Stored records:
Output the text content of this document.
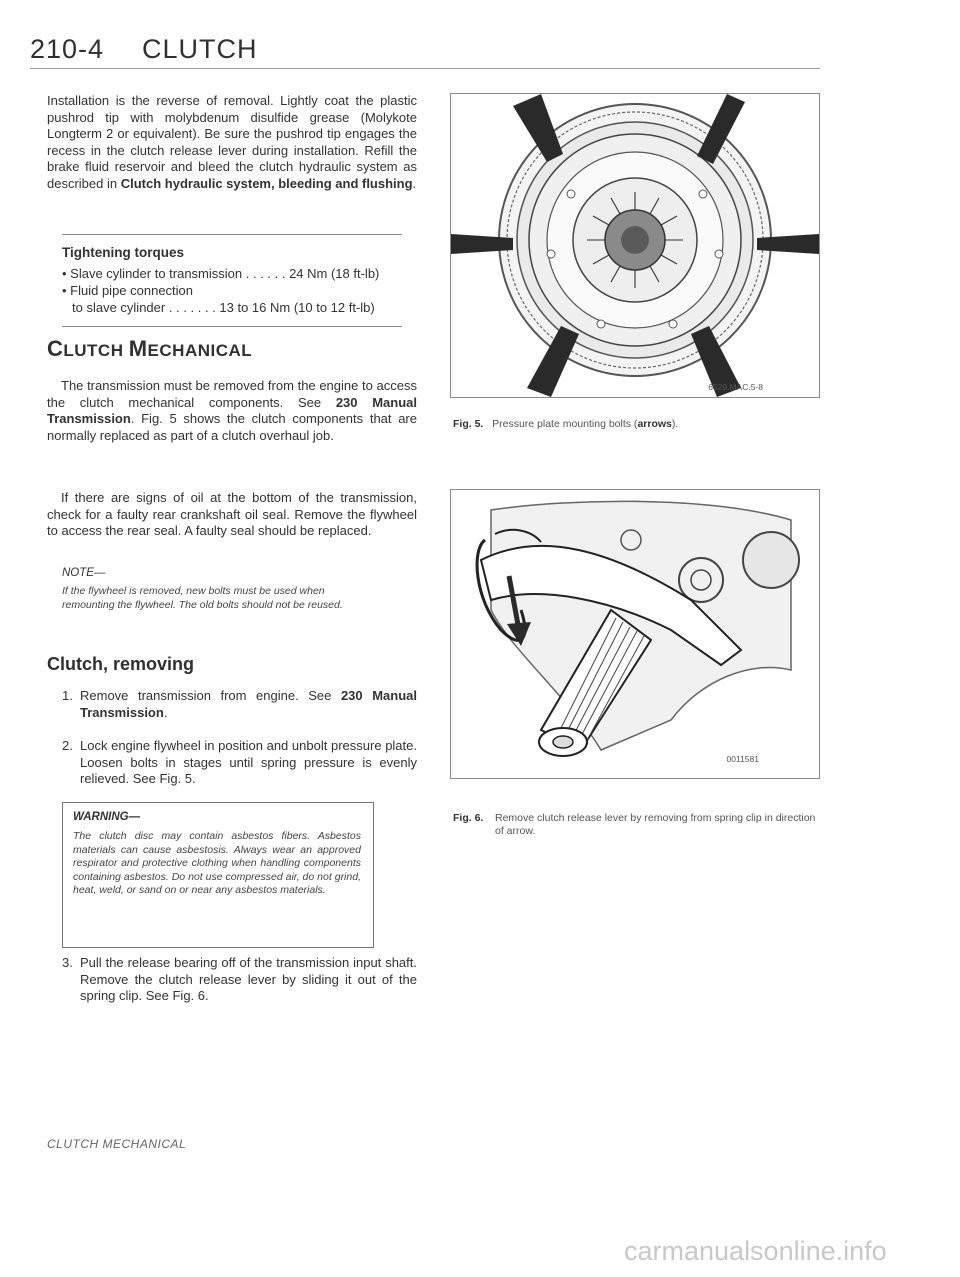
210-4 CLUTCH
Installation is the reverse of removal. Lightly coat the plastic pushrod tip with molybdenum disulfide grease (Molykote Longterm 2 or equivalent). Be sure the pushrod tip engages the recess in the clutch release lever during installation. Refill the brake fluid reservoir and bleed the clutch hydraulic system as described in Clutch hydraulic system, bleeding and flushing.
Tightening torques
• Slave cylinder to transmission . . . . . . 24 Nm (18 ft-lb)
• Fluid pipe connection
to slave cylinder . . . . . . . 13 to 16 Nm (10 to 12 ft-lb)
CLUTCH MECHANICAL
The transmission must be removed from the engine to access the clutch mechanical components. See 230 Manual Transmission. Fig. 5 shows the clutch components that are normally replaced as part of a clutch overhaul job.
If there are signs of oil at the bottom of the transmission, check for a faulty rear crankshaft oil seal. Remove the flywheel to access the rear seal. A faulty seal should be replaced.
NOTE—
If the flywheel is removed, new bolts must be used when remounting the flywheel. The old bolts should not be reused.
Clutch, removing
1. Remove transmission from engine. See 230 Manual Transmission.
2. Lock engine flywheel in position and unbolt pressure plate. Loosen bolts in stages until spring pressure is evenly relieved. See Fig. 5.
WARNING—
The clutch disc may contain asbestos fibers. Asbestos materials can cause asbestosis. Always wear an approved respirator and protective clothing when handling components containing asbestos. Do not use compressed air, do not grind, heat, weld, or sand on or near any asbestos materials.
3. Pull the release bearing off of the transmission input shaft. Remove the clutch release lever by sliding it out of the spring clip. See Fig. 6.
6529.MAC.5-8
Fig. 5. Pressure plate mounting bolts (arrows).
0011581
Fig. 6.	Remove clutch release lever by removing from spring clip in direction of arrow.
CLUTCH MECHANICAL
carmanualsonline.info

==

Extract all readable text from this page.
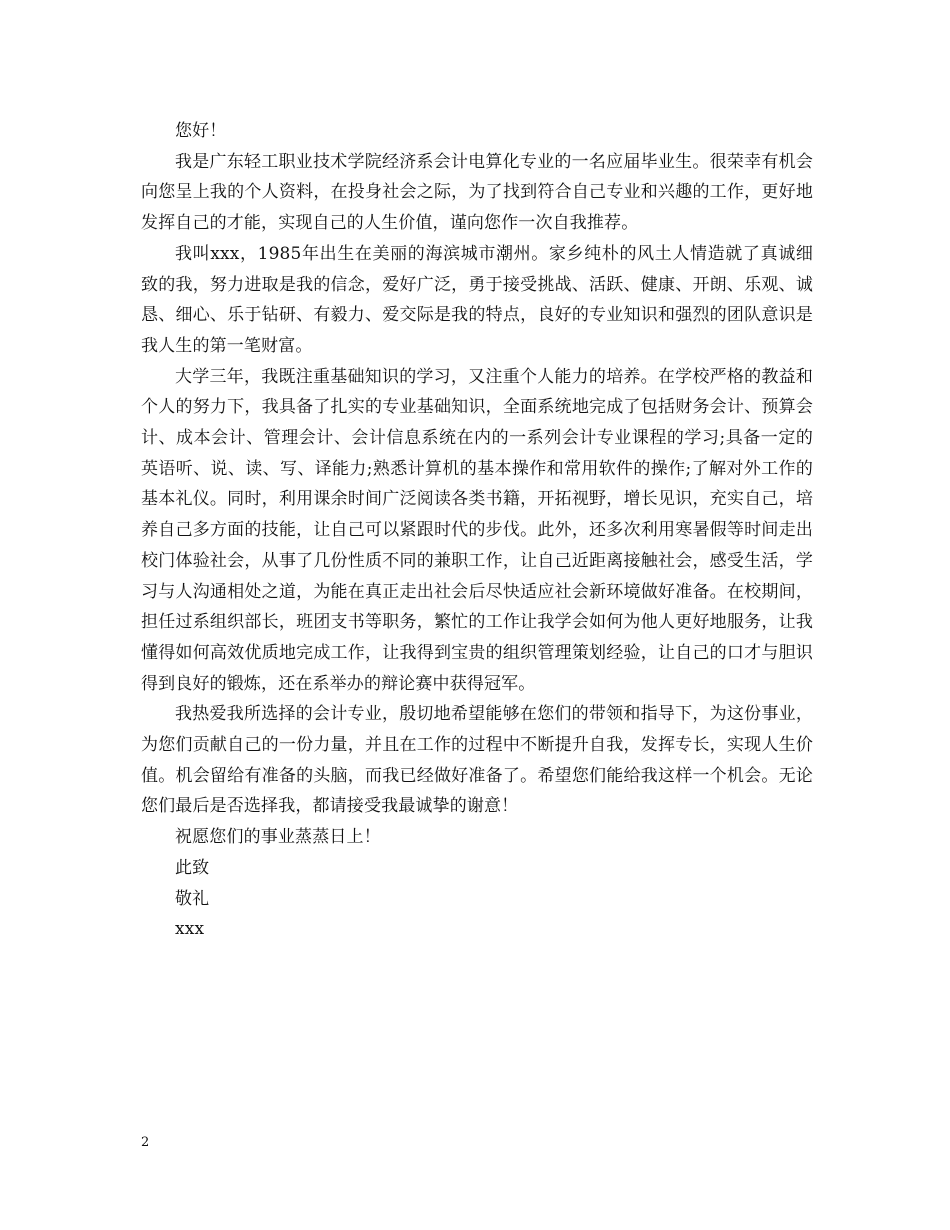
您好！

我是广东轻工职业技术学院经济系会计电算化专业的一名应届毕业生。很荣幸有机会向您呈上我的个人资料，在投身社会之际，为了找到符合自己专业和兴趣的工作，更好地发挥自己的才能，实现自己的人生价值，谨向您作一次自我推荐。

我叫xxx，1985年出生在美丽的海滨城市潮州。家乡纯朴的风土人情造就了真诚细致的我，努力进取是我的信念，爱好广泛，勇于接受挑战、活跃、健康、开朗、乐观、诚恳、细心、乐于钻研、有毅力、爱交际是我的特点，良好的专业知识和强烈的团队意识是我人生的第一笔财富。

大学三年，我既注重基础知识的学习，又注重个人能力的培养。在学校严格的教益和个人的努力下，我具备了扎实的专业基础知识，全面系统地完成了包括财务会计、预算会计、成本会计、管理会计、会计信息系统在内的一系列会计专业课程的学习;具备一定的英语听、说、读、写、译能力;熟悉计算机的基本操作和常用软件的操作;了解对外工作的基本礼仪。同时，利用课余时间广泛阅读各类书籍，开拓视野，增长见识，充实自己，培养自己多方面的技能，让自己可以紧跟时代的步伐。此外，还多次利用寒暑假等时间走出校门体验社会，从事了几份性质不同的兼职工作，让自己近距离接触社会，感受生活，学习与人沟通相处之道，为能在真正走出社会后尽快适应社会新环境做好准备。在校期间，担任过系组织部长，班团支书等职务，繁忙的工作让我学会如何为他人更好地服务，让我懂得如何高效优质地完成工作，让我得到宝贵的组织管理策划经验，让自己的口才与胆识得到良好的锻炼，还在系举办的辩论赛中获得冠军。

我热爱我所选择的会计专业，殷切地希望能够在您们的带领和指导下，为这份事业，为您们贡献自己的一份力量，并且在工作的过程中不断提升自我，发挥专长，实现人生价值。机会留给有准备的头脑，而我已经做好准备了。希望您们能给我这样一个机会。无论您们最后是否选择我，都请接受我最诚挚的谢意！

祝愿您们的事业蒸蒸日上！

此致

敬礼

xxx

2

### GIVEN EXERCISE
Copy each line that contains the word "bolts".

### FULL RESPONSE
If the flywheel is removed, new bolts must be used when remounting the flywheel. The old bolts should not be reused.
2. Lock engine flywheel in position and unbolt pressure plate. Loosen bolts in stages until spring pressure is evenly relieved. See Fig. 5.
Fig. 5. Pressure plate mounting bolts (arrows).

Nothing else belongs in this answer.